**TASK PROMPT**
Search the listing below for the word "notification" and copy each line that holds it.

**DATASET ROWS**
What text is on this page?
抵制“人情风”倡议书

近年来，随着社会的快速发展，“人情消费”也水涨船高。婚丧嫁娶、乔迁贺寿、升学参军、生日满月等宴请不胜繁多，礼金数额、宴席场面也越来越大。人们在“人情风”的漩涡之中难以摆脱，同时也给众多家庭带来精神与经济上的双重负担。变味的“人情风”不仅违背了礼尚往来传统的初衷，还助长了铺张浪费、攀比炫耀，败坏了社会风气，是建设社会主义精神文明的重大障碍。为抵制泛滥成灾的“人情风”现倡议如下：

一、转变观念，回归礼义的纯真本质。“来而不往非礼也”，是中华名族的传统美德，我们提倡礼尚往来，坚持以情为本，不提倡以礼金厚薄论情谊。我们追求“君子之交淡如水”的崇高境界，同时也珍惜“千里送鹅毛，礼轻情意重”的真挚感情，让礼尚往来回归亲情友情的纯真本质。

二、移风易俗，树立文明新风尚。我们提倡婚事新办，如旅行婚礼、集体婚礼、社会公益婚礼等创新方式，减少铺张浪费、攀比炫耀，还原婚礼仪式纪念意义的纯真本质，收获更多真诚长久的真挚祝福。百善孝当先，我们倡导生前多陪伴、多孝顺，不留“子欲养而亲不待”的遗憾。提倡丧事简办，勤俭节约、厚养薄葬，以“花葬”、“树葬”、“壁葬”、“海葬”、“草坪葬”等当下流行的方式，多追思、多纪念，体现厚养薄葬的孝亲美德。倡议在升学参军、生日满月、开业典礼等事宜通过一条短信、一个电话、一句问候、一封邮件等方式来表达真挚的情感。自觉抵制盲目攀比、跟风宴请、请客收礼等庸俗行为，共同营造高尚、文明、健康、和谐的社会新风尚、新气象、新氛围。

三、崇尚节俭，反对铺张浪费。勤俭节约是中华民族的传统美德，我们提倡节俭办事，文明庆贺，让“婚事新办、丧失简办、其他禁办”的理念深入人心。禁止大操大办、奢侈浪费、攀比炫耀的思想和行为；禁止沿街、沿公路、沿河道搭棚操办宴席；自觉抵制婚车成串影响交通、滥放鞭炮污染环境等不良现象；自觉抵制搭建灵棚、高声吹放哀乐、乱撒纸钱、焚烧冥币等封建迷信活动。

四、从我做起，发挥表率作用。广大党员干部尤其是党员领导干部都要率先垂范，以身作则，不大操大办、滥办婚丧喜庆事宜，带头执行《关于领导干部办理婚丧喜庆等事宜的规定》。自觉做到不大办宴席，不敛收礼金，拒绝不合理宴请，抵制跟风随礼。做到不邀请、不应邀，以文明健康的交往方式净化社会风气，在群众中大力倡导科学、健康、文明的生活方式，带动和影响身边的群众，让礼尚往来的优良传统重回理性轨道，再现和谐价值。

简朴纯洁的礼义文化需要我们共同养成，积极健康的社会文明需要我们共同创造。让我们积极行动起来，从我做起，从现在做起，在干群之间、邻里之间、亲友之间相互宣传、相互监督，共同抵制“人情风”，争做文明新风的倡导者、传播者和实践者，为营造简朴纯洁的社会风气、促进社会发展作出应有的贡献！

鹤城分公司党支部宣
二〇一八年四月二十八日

---

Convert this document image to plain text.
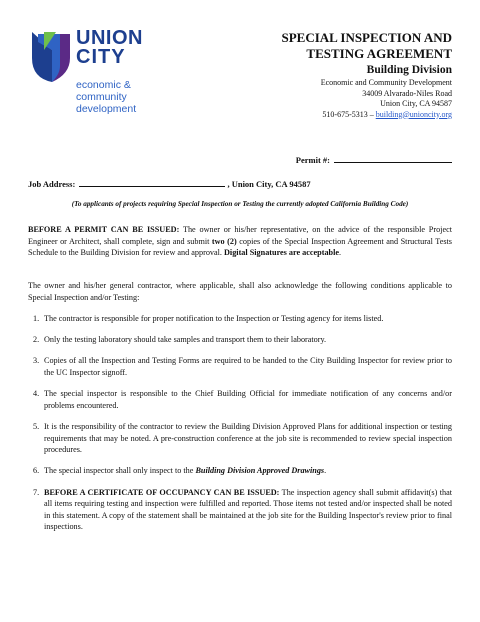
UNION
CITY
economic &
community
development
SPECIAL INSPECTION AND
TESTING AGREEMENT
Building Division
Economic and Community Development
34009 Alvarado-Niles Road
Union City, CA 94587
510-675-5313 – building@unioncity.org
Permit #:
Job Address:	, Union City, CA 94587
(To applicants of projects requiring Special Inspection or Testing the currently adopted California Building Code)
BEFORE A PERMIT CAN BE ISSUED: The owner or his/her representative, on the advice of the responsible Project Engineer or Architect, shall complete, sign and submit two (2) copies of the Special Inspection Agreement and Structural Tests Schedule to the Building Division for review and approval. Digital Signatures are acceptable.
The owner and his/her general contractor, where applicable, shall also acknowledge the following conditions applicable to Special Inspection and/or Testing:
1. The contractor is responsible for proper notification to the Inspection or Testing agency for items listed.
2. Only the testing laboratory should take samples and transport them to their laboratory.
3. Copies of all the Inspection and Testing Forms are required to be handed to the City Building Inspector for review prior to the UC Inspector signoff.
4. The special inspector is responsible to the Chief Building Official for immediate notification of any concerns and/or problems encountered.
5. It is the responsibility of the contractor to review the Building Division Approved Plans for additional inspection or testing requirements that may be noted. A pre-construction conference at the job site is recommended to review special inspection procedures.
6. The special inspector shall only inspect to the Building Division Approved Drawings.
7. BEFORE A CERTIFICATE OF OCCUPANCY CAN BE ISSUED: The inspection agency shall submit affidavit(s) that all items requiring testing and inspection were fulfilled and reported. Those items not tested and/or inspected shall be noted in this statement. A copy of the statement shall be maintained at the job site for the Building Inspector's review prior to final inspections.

**RESPONSE FOR THIS EXERCISE**
1. The contractor is responsible for proper notification to the Inspection or Testing agency for items listed.
4. The special inspector is responsible to the Chief Building Official for immediate notification of any concerns and/or problems encountered.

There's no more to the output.